• **Requirements**: From the listing below, pull out all lines with "legend" in them.

• **Records provided**:
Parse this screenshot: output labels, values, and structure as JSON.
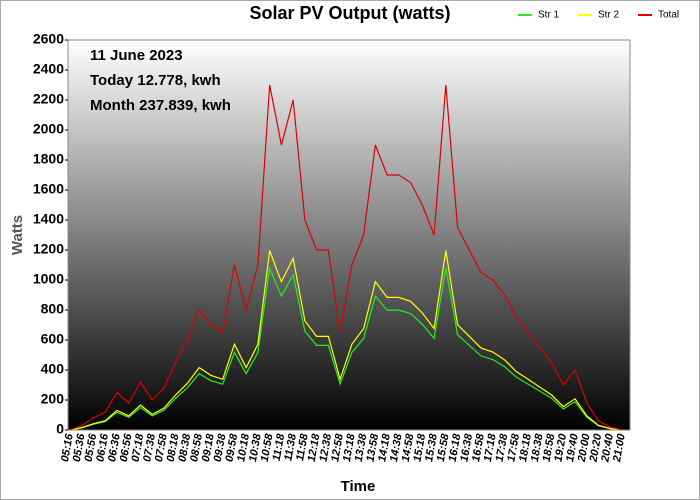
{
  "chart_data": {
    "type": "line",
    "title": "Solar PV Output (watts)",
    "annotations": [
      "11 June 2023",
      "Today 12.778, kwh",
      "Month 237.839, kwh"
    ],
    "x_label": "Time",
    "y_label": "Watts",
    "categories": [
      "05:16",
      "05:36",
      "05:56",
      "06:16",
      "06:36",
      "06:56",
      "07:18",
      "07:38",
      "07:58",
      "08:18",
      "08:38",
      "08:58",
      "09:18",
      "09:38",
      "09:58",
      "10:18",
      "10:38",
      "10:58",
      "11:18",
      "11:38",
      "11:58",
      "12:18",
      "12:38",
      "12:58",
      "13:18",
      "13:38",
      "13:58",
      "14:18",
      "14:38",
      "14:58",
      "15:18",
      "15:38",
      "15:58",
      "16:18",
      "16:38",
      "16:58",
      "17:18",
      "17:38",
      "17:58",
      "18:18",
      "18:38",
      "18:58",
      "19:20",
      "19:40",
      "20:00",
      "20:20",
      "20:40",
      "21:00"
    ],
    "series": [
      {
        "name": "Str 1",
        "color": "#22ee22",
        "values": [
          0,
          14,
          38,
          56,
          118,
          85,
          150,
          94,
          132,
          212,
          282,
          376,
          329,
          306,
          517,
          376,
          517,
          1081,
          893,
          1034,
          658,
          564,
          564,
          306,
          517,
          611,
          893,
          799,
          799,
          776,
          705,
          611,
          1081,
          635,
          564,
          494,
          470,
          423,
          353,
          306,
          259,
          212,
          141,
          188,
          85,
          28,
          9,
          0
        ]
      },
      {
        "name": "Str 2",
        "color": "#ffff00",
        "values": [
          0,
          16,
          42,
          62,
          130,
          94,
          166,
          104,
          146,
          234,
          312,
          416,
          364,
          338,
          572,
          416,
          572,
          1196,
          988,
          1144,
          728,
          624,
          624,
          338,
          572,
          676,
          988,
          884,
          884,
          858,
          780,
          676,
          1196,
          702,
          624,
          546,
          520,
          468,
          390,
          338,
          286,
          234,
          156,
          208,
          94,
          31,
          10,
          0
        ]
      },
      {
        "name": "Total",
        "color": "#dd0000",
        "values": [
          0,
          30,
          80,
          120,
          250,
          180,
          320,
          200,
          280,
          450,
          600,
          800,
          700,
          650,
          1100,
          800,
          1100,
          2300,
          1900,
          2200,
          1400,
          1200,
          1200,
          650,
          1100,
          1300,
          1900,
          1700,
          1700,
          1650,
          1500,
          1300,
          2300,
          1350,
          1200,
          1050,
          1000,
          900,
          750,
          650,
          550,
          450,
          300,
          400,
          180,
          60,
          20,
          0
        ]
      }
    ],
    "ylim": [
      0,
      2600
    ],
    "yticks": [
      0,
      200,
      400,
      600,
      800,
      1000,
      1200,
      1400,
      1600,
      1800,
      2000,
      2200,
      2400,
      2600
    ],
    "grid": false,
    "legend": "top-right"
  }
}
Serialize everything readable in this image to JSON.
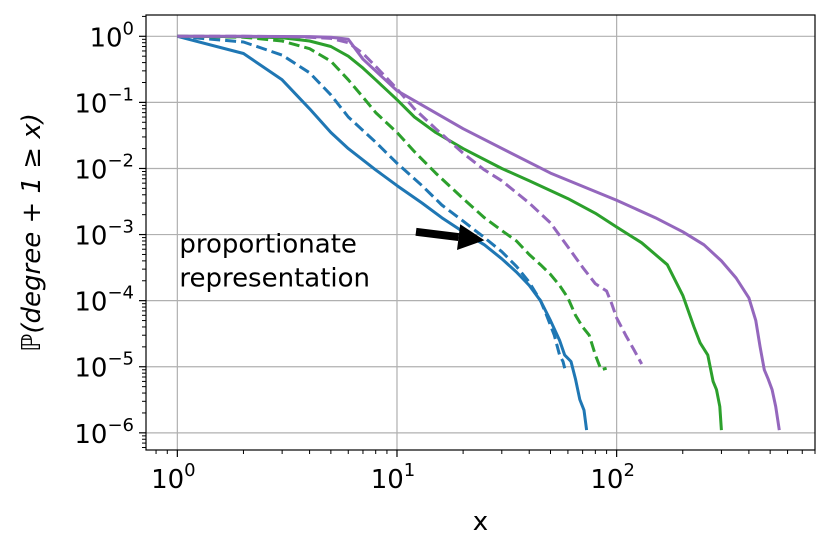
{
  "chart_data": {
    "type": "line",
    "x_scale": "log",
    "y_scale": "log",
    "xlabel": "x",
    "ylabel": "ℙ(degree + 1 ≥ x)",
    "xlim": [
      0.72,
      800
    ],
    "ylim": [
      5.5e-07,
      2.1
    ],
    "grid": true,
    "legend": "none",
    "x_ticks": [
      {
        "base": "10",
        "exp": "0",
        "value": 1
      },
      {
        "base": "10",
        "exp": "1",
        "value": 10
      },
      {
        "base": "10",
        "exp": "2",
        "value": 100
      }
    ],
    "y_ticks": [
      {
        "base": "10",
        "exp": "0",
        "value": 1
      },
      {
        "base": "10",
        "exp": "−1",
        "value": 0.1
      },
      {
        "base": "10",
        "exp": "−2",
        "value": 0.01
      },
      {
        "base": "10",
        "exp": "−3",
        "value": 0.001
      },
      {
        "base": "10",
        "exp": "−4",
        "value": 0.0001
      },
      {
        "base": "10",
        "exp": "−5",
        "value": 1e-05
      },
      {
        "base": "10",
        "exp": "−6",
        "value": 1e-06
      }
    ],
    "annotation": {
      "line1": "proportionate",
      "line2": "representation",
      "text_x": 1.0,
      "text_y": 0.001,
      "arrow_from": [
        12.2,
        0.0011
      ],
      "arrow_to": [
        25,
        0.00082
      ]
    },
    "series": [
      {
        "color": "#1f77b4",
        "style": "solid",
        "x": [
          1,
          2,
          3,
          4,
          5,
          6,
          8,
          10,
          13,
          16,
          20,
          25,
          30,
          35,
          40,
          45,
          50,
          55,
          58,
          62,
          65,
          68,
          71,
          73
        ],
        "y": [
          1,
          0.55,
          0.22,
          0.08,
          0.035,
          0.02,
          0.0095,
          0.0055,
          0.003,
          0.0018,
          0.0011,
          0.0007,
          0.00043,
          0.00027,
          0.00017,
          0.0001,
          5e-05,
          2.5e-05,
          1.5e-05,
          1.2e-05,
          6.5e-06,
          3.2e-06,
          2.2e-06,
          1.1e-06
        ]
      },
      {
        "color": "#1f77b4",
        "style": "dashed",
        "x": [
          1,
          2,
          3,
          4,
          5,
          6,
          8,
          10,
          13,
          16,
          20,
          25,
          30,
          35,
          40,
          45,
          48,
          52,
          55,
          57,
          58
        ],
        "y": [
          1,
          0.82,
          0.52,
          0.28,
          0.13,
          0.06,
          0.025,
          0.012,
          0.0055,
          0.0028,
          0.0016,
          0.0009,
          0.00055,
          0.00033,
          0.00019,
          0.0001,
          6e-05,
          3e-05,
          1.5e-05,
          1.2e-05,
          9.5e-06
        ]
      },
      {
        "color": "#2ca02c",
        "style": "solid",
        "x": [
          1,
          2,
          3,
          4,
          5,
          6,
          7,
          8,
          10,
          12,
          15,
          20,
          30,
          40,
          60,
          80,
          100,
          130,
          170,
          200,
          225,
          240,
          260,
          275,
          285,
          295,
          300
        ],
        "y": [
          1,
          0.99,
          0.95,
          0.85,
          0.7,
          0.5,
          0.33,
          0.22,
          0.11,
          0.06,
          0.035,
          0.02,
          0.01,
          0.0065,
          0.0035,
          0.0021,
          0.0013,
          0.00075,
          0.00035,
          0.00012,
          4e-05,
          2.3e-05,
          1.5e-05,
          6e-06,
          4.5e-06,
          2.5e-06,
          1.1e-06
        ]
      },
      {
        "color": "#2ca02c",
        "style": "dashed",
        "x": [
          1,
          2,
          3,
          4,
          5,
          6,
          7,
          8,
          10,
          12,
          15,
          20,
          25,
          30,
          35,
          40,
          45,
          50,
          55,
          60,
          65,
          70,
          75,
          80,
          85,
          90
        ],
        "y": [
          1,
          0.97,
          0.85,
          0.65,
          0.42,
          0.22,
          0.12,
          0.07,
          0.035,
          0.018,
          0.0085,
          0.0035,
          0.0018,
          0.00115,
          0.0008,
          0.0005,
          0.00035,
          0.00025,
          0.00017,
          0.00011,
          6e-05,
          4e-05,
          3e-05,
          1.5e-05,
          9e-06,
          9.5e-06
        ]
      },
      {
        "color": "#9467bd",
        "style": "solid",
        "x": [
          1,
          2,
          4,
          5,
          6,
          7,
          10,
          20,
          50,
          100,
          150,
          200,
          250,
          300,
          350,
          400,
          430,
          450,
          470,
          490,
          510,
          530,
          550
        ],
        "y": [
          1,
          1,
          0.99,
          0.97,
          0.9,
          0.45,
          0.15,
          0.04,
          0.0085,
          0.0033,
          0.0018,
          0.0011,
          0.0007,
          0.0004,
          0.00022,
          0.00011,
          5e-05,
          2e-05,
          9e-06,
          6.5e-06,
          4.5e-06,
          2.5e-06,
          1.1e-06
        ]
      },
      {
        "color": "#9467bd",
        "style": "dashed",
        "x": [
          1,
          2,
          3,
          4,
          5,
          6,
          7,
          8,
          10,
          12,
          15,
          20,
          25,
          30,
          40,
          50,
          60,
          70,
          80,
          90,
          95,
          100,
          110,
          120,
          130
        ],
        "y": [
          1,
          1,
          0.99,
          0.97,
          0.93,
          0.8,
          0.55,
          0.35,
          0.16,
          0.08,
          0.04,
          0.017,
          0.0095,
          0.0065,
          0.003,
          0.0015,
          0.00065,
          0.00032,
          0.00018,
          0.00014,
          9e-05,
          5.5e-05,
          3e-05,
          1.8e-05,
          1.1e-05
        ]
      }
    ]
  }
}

==

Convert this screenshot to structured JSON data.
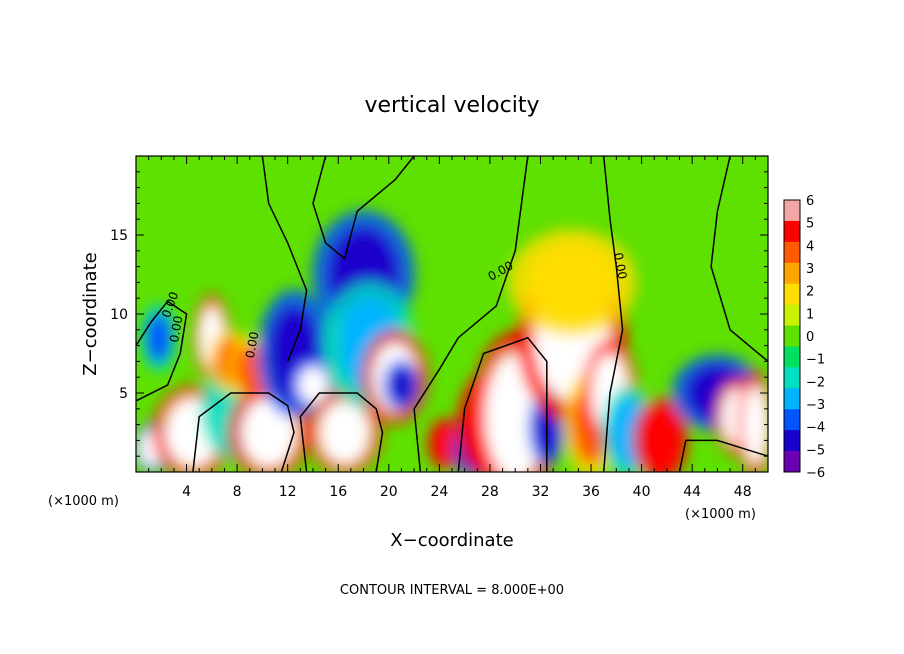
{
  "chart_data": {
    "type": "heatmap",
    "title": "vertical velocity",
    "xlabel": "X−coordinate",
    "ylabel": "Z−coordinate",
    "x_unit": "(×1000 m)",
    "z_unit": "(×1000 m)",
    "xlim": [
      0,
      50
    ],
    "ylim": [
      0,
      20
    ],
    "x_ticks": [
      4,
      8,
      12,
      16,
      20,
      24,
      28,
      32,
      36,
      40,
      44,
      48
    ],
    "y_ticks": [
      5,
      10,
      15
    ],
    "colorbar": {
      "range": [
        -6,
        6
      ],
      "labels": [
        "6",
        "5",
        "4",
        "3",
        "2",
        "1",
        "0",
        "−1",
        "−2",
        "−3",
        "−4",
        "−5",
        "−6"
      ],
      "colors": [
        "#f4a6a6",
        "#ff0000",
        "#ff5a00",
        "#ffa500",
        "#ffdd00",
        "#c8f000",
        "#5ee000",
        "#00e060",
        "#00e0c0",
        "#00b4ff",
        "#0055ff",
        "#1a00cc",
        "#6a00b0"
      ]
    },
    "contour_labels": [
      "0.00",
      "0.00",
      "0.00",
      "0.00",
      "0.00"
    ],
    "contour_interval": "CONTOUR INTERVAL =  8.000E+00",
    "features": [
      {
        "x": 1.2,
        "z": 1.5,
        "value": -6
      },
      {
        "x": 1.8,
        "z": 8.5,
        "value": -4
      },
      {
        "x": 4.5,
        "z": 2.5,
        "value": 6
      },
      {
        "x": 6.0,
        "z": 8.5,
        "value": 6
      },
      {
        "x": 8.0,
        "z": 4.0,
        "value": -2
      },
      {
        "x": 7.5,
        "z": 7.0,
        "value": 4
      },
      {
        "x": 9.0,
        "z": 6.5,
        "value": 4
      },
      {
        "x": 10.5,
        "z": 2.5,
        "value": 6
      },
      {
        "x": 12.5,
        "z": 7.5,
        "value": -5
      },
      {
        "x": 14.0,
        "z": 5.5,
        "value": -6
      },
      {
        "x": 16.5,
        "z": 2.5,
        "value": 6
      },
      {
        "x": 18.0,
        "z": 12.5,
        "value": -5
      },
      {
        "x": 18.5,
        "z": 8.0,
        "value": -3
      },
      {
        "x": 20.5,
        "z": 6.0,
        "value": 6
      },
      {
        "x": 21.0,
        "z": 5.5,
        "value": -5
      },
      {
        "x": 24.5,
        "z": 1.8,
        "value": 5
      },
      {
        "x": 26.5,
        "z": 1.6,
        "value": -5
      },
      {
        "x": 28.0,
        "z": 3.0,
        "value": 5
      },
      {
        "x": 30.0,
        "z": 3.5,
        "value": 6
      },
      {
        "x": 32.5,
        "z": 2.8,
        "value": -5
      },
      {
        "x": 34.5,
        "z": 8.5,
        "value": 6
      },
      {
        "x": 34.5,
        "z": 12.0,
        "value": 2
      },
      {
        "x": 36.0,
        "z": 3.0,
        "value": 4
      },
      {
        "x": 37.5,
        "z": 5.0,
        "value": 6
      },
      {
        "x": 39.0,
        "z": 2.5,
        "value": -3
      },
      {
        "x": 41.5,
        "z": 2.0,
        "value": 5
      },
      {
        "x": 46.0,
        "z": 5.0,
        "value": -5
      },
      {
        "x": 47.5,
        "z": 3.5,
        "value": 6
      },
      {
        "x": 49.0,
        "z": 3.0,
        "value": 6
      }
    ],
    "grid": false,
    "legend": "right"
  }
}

---

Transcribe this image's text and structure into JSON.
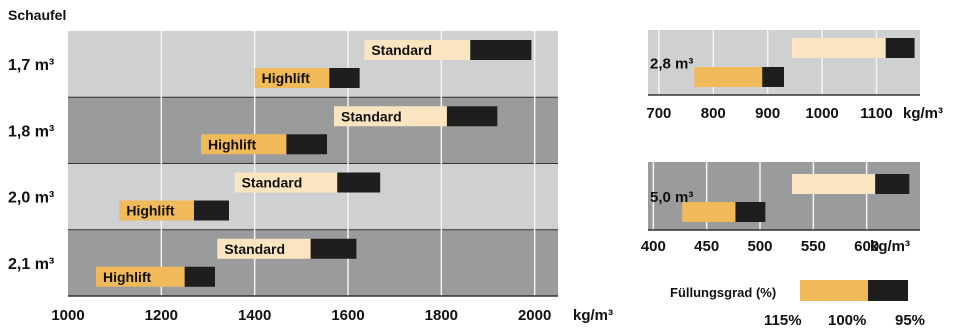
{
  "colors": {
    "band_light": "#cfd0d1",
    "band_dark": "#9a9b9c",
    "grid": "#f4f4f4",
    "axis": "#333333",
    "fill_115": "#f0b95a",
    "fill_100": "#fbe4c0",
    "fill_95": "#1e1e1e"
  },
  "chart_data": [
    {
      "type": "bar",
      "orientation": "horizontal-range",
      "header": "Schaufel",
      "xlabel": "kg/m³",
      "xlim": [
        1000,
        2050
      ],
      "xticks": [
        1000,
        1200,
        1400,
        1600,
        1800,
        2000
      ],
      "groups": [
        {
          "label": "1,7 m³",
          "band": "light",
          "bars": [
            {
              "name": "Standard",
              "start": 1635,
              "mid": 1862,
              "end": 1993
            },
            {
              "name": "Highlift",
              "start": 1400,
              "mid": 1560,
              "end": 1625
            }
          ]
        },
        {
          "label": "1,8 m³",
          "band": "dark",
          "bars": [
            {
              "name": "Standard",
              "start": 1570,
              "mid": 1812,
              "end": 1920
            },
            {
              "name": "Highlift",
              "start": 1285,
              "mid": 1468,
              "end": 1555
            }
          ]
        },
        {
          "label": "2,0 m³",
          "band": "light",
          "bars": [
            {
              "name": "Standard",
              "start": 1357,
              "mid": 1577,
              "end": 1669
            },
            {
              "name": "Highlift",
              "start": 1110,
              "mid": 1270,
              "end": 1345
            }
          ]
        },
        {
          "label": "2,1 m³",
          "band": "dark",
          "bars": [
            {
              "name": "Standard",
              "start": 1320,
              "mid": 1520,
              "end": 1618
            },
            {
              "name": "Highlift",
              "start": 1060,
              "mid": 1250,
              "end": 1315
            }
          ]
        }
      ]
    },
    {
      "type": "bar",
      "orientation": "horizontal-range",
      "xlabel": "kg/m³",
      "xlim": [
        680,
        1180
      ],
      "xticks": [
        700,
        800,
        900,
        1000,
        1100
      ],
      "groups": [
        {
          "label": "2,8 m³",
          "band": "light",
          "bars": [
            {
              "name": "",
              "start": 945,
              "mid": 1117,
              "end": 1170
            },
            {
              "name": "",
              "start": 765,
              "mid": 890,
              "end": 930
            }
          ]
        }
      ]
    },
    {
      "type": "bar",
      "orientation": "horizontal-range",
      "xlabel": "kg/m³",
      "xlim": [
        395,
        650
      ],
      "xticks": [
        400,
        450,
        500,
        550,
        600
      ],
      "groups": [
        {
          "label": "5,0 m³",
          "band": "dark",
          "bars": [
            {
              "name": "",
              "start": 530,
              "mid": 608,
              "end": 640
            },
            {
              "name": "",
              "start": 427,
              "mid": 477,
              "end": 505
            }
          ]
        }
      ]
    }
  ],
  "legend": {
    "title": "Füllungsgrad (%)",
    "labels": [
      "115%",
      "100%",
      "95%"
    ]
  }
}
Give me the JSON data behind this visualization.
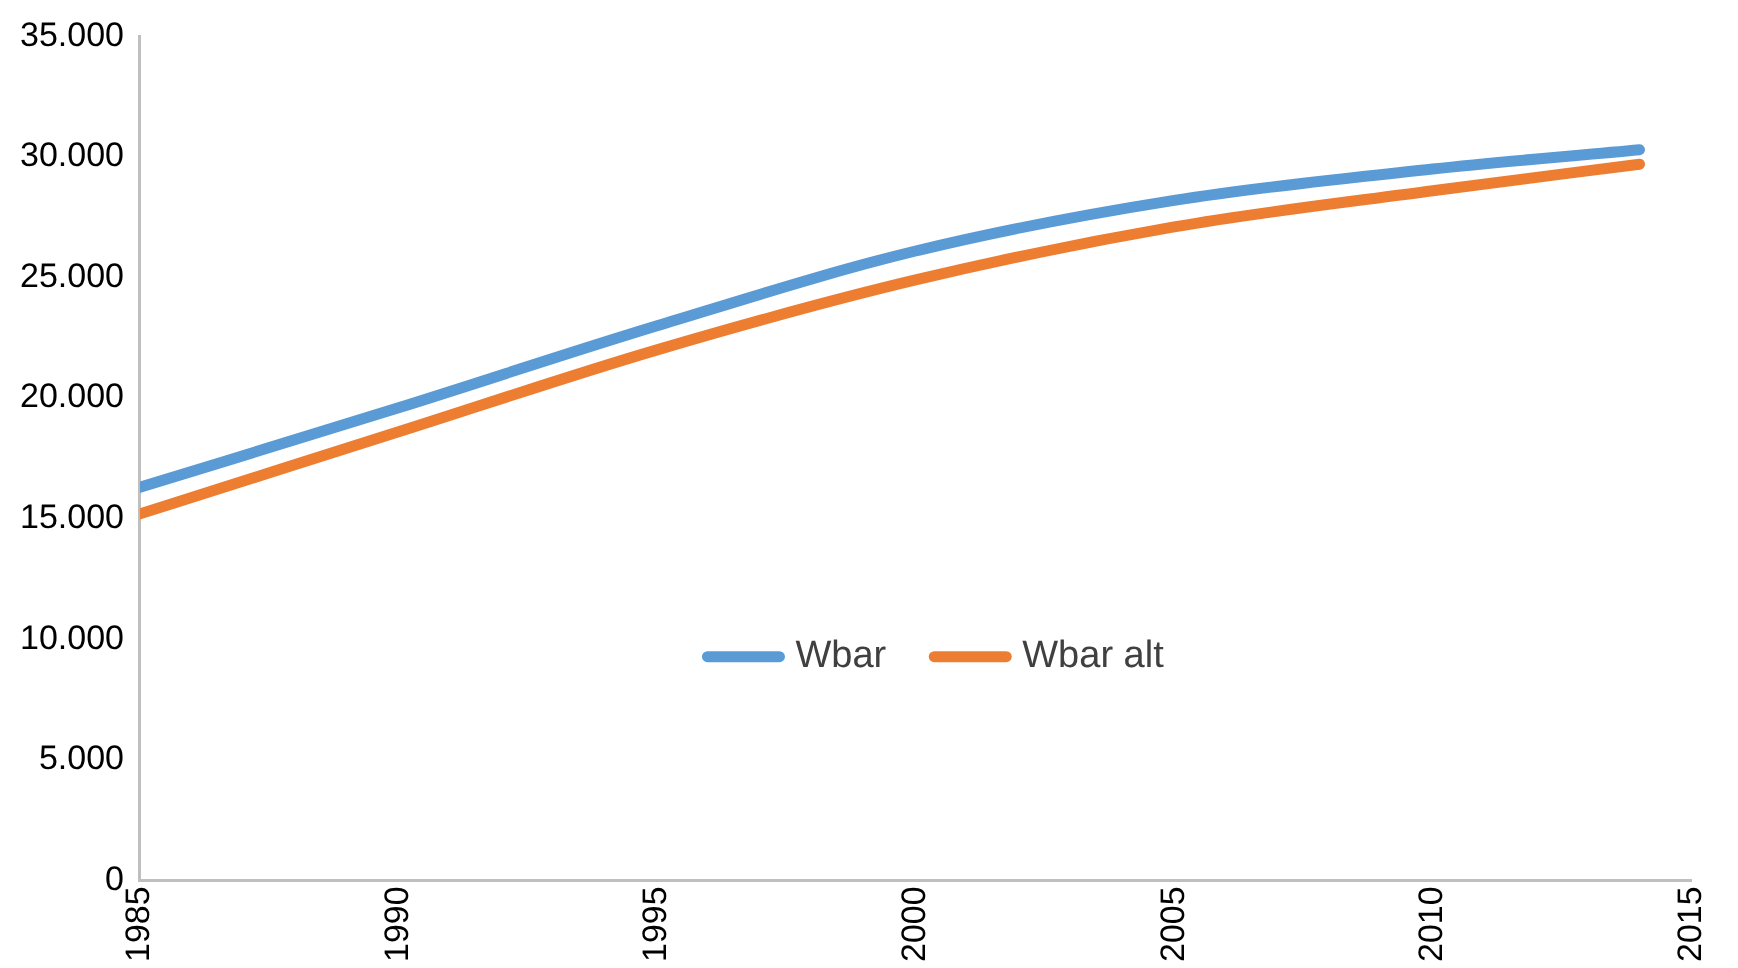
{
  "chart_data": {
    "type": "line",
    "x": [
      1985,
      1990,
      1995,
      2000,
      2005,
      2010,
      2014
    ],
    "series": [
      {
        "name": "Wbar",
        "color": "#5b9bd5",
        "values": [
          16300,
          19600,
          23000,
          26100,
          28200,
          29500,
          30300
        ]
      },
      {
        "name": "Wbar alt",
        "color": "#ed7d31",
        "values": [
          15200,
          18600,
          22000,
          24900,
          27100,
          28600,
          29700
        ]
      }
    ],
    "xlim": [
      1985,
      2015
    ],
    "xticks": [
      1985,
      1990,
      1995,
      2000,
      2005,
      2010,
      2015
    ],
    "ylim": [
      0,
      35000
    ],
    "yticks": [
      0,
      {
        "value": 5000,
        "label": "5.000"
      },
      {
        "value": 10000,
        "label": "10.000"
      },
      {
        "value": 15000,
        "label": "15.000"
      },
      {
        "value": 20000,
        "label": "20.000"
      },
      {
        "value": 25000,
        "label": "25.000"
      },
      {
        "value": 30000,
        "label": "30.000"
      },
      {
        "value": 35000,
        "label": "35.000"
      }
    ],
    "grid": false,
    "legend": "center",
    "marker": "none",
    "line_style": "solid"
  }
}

• **Result of the task**:
    "legend": "top-right"
    "legend": "none",
    "legend": "right"
  "legend": {
    "legend": "center",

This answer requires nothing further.